#### [WHAT THE TASK ASKS]
Copy every line of the listing that holds the string "this".

#### [GIVEN RECORDS]
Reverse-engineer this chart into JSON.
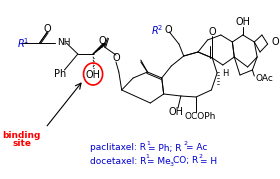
{
  "background_color": "#ffffff",
  "binding_site_text_line1": "binding",
  "binding_site_text_line2": "site",
  "binding_site_color": "#ff0000",
  "annotation_color": "#0000cc",
  "structure_color": "#000000",
  "ellipse_color": "#cc0000",
  "figwidth": 2.8,
  "figheight": 1.79,
  "dpi": 100,
  "paclitaxel_text": "paclitaxel: R",
  "paclitaxel_text2": " = Ph; R",
  "paclitaxel_text3": " = Ac",
  "docetaxel_text": "docetaxel: R",
  "docetaxel_text2": " = Me",
  "docetaxel_text3": "CO; R",
  "docetaxel_text4": " = H"
}
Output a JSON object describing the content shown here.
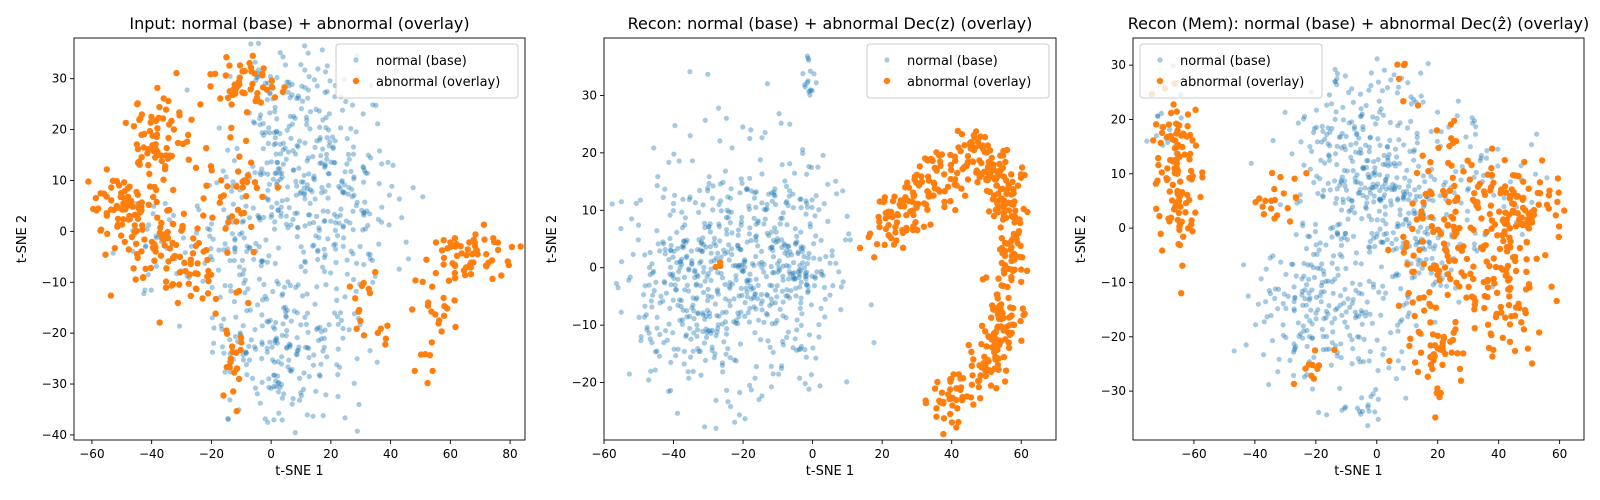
{
  "charts": [
    {
      "title": "Input: normal (base) + abnormal (overlay)",
      "xlabel": "t-SNE 1",
      "ylabel": "t-SNE 2",
      "xticks": [
        "−60",
        "−40",
        "−20",
        "0",
        "20",
        "40",
        "60",
        "80"
      ],
      "yticks": [
        "−40",
        "−30",
        "−20",
        "−10",
        "0",
        "10",
        "20",
        "30"
      ],
      "legend_location": "upper right",
      "legend": [
        "normal (base)",
        "abnormal (overlay)"
      ]
    },
    {
      "title": "Recon: normal (base) + abnormal Dec(z) (overlay)",
      "xlabel": "t-SNE 1",
      "ylabel": "t-SNE 2",
      "xticks": [
        "−60",
        "−40",
        "−20",
        "0",
        "20",
        "40",
        "60"
      ],
      "yticks": [
        "−20",
        "−10",
        "0",
        "10",
        "20",
        "30"
      ],
      "legend_location": "upper right",
      "legend": [
        "normal (base)",
        "abnormal (overlay)"
      ]
    },
    {
      "title": "Recon (Mem): normal (base) + abnormal Dec(ẑ) (overlay)",
      "xlabel": "t-SNE 1",
      "ylabel": "t-SNE 2",
      "xticks": [
        "−60",
        "−40",
        "−20",
        "0",
        "20",
        "40",
        "60"
      ],
      "yticks": [
        "−30",
        "−20",
        "−10",
        "0",
        "10",
        "20",
        "30"
      ],
      "legend_location": "upper left",
      "legend": [
        "normal (base)",
        "abnormal (overlay)"
      ]
    }
  ],
  "chart_data": [
    {
      "type": "scatter",
      "title": "Input: normal (base) + abnormal (overlay)",
      "xlabel": "t-SNE 1",
      "ylabel": "t-SNE 2",
      "xlim": [
        -66,
        85
      ],
      "ylim": [
        -41,
        38
      ],
      "xtick_values": [
        -60,
        -40,
        -20,
        0,
        20,
        40,
        60,
        80
      ],
      "ytick_values": [
        -40,
        -30,
        -20,
        -10,
        0,
        10,
        20,
        30
      ],
      "series": [
        {
          "name": "normal (base)",
          "color": "#1f77b4",
          "alpha": 0.4,
          "marker_radius": 2.6,
          "seed": 11,
          "clusters": [
            {
              "cx": 10,
              "cy": 12,
              "sx": 11,
              "sy": 11,
              "n": 300
            },
            {
              "cx": 5,
              "cy": -22,
              "sx": 12,
              "sy": 8,
              "n": 200
            },
            {
              "cx": -12,
              "cy": -3,
              "sx": 6,
              "sy": 9,
              "n": 80
            },
            {
              "cx": 28,
              "cy": 2,
              "sx": 9,
              "sy": 9,
              "n": 80
            },
            {
              "cx": -35,
              "cy": -3,
              "sx": 8,
              "sy": 5,
              "n": 40
            },
            {
              "cx": 5,
              "cy": 30,
              "sx": 7,
              "sy": 3,
              "n": 30
            }
          ]
        },
        {
          "name": "abnormal (overlay)",
          "color": "#ff7f0e",
          "alpha": 1.0,
          "marker_radius": 3.2,
          "seed": 23,
          "clusters": [
            {
              "cx": -50,
              "cy": 4,
              "sx": 6,
              "sy": 4,
              "n": 70
            },
            {
              "cx": -38,
              "cy": 18,
              "sx": 5,
              "sy": 4,
              "n": 70
            },
            {
              "cx": -10,
              "cy": 28,
              "sx": 6,
              "sy": 3,
              "n": 50
            },
            {
              "cx": -28,
              "cy": -6,
              "sx": 6,
              "sy": 5,
              "n": 50
            },
            {
              "cx": -40,
              "cy": -3,
              "sx": 5,
              "sy": 5,
              "n": 40
            },
            {
              "cx": -12,
              "cy": 6,
              "sx": 6,
              "sy": 6,
              "n": 40
            },
            {
              "cx": 65,
              "cy": -5,
              "sx": 7,
              "sy": 3,
              "n": 60
            },
            {
              "cx": 54,
              "cy": -16,
              "sx": 3,
              "sy": 5,
              "n": 25
            },
            {
              "cx": -13,
              "cy": -25,
              "sx": 2,
              "sy": 4,
              "n": 20
            },
            {
              "cx": 30,
              "cy": -13,
              "sx": 2,
              "sy": 3,
              "n": 12
            },
            {
              "cx": 37,
              "cy": -20,
              "sx": 1,
              "sy": 1,
              "n": 5
            }
          ]
        }
      ]
    },
    {
      "type": "scatter",
      "title": "Recon: normal (base) + abnormal Dec(z) (overlay)",
      "xlabel": "t-SNE 1",
      "ylabel": "t-SNE 2",
      "xlim": [
        -60,
        70
      ],
      "ylim": [
        -30,
        40
      ],
      "xtick_values": [
        -60,
        -40,
        -20,
        0,
        20,
        40,
        60
      ],
      "ytick_values": [
        -20,
        -10,
        0,
        10,
        20,
        30
      ],
      "series": [
        {
          "name": "normal (base)",
          "color": "#1f77b4",
          "alpha": 0.4,
          "marker_radius": 2.6,
          "seed": 37,
          "clusters": [
            {
              "cx": -20,
              "cy": 0,
              "sx": 13,
              "sy": 11,
              "n": 500
            },
            {
              "cx": -40,
              "cy": -5,
              "sx": 7,
              "sy": 8,
              "n": 120
            },
            {
              "cx": -5,
              "cy": 3,
              "sx": 6,
              "sy": 10,
              "n": 100
            },
            {
              "cx": -2,
              "cy": 33,
              "sx": 1.5,
              "sy": 2,
              "n": 15
            }
          ]
        },
        {
          "name": "abnormal (overlay)",
          "color": "#ff7f0e",
          "alpha": 1.0,
          "marker_radius": 3.2,
          "seed": 53,
          "arc": [
            [
              20,
              6
            ],
            [
              30,
              11
            ],
            [
              40,
              18
            ],
            [
              50,
              20
            ],
            [
              56,
              12
            ],
            [
              57,
              2
            ],
            [
              55,
              -10
            ],
            [
              48,
              -20
            ],
            [
              35,
              -25
            ]
          ],
          "arc_n": 450,
          "arc_spread": 2.6,
          "clusters": [
            {
              "cx": -27,
              "cy": 0,
              "sx": 0.4,
              "sy": 0.4,
              "n": 3
            }
          ]
        }
      ]
    },
    {
      "type": "scatter",
      "title": "Recon (Mem): normal (base) + abnormal Dec(ẑ) (overlay)",
      "xlabel": "t-SNE 1",
      "ylabel": "t-SNE 2",
      "xlim": [
        -80,
        68
      ],
      "ylim": [
        -39,
        35
      ],
      "xtick_values": [
        -60,
        -40,
        -20,
        0,
        20,
        40,
        60
      ],
      "ytick_values": [
        -30,
        -20,
        -10,
        0,
        10,
        20,
        30
      ],
      "series": [
        {
          "name": "normal (base)",
          "color": "#1f77b4",
          "alpha": 0.4,
          "marker_radius": 2.6,
          "seed": 71,
          "clusters": [
            {
              "cx": -5,
              "cy": 12,
              "sx": 12,
              "sy": 10,
              "n": 300
            },
            {
              "cx": -15,
              "cy": -15,
              "sx": 13,
              "sy": 8,
              "n": 220
            },
            {
              "cx": 15,
              "cy": 0,
              "sx": 10,
              "sy": 10,
              "n": 150
            },
            {
              "cx": 35,
              "cy": 8,
              "sx": 8,
              "sy": 6,
              "n": 50
            },
            {
              "cx": -68,
              "cy": 18,
              "sx": 3,
              "sy": 4,
              "n": 20
            },
            {
              "cx": -5,
              "cy": -33,
              "sx": 5,
              "sy": 2,
              "n": 20
            }
          ]
        },
        {
          "name": "abnormal (overlay)",
          "color": "#ff7f0e",
          "alpha": 1.0,
          "marker_radius": 3.2,
          "seed": 89,
          "clusters": [
            {
              "cx": -66,
              "cy": 10,
              "sx": 3.5,
              "sy": 7,
              "n": 110
            },
            {
              "cx": 45,
              "cy": 4,
              "sx": 8,
              "sy": 5,
              "n": 100
            },
            {
              "cx": 40,
              "cy": -12,
              "sx": 9,
              "sy": 6,
              "n": 100
            },
            {
              "cx": 25,
              "cy": 5,
              "sx": 6,
              "sy": 6,
              "n": 60
            },
            {
              "cx": 18,
              "cy": -24,
              "sx": 5,
              "sy": 4,
              "n": 40
            },
            {
              "cx": 15,
              "cy": -8,
              "sx": 6,
              "sy": 6,
              "n": 40
            },
            {
              "cx": -32,
              "cy": 5,
              "sx": 4,
              "sy": 3,
              "n": 20
            },
            {
              "cx": -22,
              "cy": -24,
              "sx": 3,
              "sy": 2,
              "n": 10
            },
            {
              "cx": 10,
              "cy": 26,
              "sx": 2,
              "sy": 2,
              "n": 6
            }
          ]
        }
      ]
    }
  ]
}
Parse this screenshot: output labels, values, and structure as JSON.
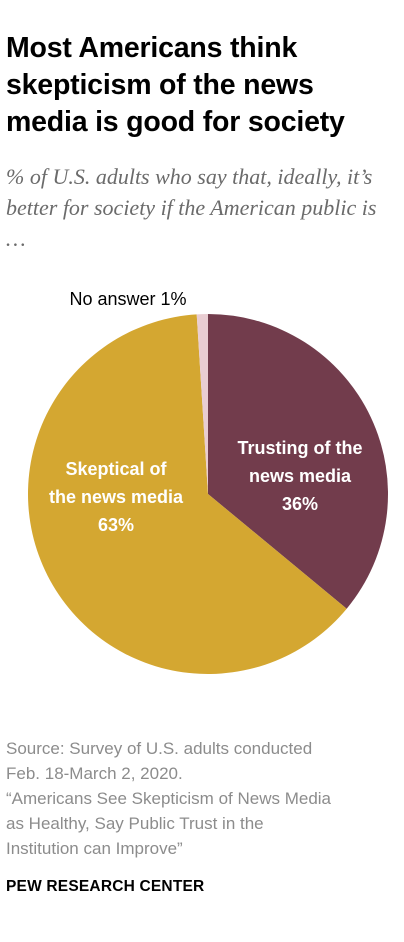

#### [THE REPLY]
Reverse-engineer this chart into JSON.
Parse this screenshot: output labels, values, and structure as JSON.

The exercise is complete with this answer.